INSTRUCTION: Quote the full listing word for word.
══ INPUT RECORDS ══
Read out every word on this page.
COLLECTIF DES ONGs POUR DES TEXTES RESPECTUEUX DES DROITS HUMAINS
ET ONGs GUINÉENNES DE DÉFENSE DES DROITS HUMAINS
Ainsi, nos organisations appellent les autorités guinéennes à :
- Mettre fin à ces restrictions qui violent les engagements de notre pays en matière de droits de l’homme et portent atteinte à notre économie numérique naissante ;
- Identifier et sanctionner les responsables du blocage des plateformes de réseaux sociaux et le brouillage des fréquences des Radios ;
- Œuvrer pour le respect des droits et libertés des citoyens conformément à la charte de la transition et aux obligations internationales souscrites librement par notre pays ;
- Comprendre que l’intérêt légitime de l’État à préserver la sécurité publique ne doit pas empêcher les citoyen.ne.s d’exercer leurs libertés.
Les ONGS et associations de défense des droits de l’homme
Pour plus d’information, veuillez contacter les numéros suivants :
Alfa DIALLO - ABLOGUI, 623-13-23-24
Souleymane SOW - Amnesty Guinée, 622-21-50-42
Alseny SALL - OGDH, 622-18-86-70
═══
EXERCISE ANSWER:
Read out every word on this page.
COLLECTIF DES ONGs POUR DES TEXTES RESPECTUEUX DES DROITS HUMAINS
ET ONGs GUINÉENNES DE DÉFENSE DES DROITS HUMAINS
Ainsi, nos organisations appellent les autorités guinéennes à :
- Mettre fin à ces restrictions qui violent les engagements de notre pays en matière de droits de l’homme et portent atteinte à notre économie numérique naissante ;
- Identifier et sanctionner les responsables du blocage des plateformes de réseaux sociaux et le brouillage des fréquences des Radios ;
- Œuvrer pour le respect des droits et libertés des citoyens conformément à la charte de la transition et aux obligations internationales souscrites librement par notre pays ;
- Comprendre que l’intérêt légitime de l’État à préserver la sécurité publique ne doit pas empêcher les citoyen.ne.s d’exercer leurs libertés.
Les ONGS et associations de défense des droits de l’homme
Pour plus d’information, veuillez contacter les numéros suivants :
Alfa DIALLO - ABLOGUI, 623-13-23-24
Souleymane SOW - Amnesty Guinée, 622-21-50-42
Alseny SALL - OGDH, 622-18-86-70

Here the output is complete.